Work instructions: Provide the number of lines where the word "usage" occurs, and no other text.

Extracted data entries:

- - -

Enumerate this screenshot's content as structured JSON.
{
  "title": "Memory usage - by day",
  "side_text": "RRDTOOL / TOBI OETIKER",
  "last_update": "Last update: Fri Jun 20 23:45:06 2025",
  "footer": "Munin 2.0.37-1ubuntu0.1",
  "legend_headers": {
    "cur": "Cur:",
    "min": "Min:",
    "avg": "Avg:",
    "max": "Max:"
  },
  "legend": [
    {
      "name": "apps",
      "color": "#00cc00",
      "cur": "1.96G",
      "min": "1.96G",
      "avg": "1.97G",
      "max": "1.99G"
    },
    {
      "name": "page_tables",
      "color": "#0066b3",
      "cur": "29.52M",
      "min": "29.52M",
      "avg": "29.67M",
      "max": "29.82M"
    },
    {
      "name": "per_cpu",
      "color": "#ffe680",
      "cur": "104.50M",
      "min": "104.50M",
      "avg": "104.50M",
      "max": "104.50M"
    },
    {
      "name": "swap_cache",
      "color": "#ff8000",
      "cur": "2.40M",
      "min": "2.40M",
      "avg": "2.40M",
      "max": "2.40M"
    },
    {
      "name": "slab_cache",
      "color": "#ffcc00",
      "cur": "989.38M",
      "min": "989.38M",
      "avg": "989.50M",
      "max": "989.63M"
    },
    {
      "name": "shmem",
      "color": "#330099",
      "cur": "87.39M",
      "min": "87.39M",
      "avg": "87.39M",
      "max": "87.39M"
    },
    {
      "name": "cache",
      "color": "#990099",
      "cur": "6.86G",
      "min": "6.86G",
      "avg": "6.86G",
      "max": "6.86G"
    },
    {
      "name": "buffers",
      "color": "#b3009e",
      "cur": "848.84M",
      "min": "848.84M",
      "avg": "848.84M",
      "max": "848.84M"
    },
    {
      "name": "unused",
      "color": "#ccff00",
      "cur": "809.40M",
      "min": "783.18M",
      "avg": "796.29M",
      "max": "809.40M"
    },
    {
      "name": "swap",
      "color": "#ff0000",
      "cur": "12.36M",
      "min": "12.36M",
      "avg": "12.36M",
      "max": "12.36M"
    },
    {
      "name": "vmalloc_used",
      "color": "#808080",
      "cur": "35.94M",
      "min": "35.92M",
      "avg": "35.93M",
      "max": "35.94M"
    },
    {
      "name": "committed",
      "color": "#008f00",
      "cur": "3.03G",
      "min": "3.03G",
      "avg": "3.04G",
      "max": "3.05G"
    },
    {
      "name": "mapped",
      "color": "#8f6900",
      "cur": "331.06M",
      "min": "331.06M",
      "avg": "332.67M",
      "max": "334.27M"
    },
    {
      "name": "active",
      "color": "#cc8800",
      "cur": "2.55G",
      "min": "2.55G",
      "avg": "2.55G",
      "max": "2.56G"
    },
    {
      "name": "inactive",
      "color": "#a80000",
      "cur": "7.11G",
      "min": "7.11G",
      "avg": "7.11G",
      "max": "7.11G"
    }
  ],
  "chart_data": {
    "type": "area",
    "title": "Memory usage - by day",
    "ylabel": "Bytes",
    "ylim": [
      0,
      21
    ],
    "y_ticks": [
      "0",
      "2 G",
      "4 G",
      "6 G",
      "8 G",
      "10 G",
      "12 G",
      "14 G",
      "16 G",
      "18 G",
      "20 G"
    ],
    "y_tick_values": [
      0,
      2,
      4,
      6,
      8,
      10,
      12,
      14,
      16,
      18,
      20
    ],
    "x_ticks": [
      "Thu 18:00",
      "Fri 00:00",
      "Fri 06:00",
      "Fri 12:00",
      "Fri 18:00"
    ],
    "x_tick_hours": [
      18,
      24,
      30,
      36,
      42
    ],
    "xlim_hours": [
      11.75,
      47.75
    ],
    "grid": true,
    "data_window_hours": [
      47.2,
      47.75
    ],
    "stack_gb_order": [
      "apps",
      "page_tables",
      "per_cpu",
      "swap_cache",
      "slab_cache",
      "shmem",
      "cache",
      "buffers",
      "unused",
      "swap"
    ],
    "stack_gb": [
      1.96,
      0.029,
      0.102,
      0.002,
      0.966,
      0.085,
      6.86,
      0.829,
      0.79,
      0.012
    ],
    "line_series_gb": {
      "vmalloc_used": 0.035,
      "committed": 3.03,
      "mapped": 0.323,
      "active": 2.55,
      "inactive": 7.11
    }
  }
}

- - -

Solution: 2